RECORDED INFORMATION:
□ □ □ □ □ □ □
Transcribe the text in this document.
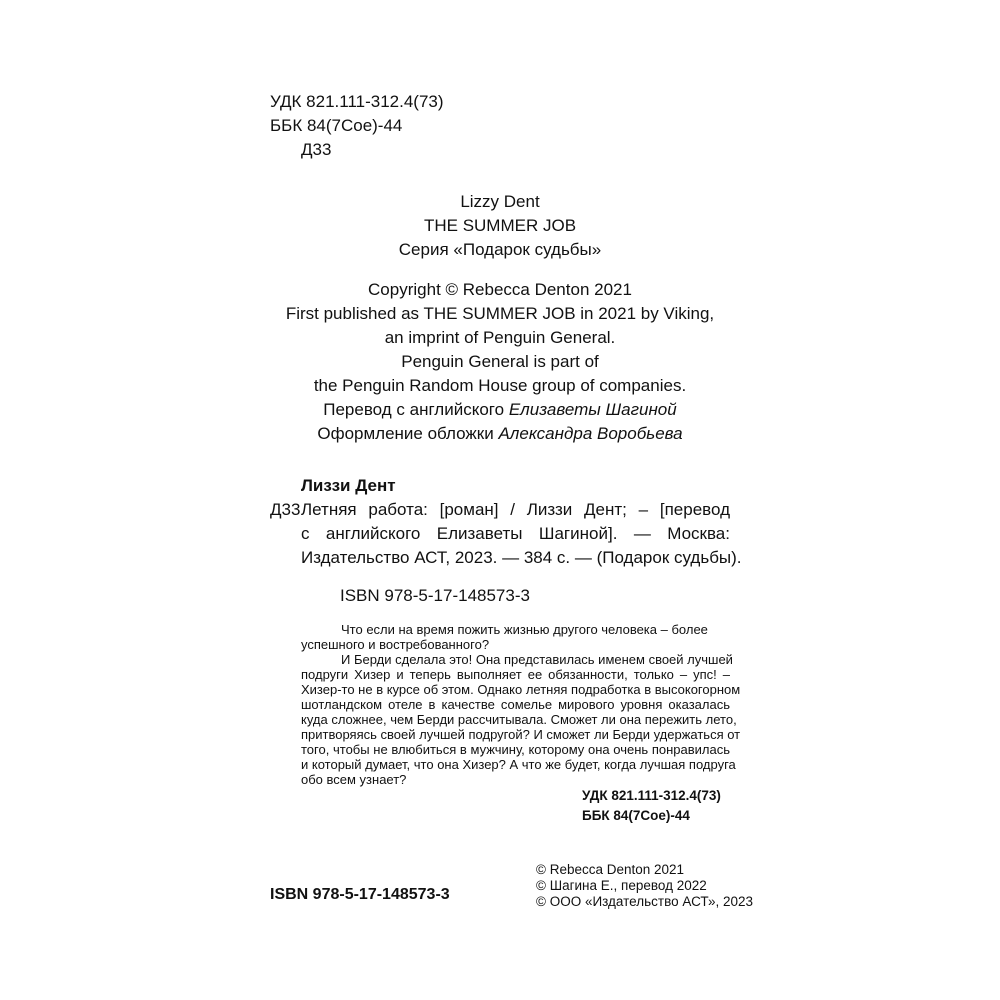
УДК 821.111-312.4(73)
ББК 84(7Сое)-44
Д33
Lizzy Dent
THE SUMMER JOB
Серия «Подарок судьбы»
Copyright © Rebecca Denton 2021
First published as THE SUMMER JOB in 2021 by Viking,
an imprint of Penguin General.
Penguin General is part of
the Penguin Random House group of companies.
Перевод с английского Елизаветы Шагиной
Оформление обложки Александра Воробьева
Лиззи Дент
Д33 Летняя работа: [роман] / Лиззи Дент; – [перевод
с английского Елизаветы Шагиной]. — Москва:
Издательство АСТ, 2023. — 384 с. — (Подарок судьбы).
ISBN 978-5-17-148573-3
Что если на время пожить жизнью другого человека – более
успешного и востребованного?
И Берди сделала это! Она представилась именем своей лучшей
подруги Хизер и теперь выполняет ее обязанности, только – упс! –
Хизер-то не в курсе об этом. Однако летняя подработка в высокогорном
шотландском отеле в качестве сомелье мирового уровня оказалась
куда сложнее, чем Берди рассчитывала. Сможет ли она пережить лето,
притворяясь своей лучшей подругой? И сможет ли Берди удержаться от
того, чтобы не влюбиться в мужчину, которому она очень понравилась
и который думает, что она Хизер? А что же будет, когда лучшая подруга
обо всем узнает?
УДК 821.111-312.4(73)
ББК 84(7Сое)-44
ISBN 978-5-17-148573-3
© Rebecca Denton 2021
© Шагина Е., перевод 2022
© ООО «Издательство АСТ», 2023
□ □ □ □ □ □ □
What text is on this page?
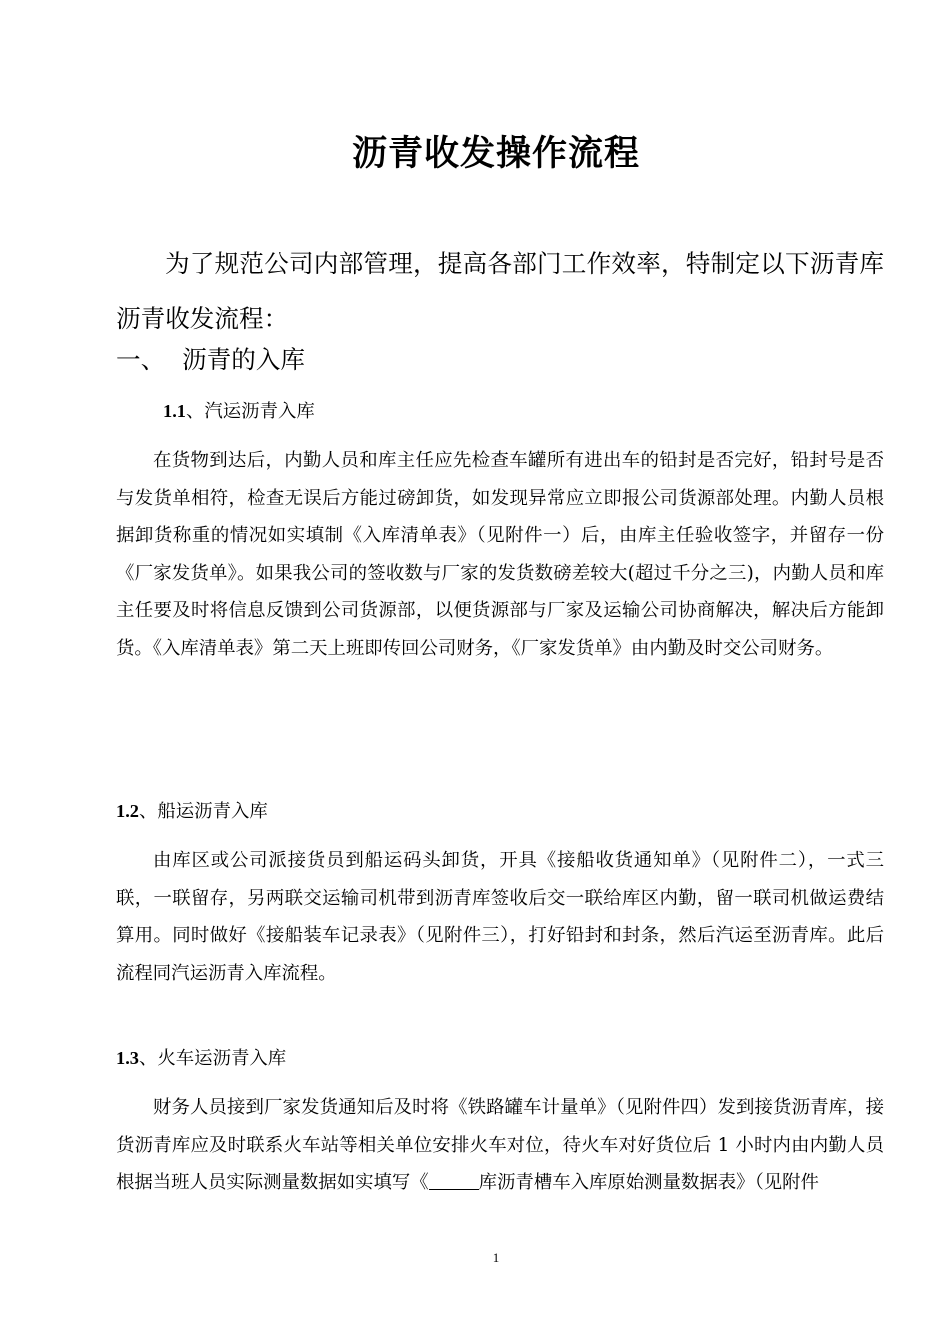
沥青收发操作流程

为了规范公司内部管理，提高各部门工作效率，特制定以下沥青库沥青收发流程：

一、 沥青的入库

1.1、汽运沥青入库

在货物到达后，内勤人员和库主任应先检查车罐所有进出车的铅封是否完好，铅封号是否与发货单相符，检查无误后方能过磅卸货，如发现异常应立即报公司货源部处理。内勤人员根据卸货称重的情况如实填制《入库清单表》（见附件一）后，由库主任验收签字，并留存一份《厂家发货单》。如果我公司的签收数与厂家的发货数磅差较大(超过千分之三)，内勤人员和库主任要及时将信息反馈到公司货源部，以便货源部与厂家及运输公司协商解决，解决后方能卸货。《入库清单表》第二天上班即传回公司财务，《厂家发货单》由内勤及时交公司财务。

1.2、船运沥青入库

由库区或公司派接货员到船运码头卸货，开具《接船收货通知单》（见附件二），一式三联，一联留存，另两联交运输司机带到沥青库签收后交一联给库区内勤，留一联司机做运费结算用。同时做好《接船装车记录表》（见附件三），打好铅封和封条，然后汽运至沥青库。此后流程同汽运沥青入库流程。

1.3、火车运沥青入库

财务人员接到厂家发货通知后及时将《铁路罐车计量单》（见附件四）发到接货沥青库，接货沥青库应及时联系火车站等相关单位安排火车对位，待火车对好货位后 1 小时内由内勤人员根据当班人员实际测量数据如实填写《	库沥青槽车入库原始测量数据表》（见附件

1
□ □ □ □ □ □ □
THE REQUEST: Scan the material above. Copy each line where "Дент" occurs.

RESULT OF THE EXERCISE:
Лиззи Дент
Д33 Летняя работа: [роман] / Лиззи Дент; – [перевод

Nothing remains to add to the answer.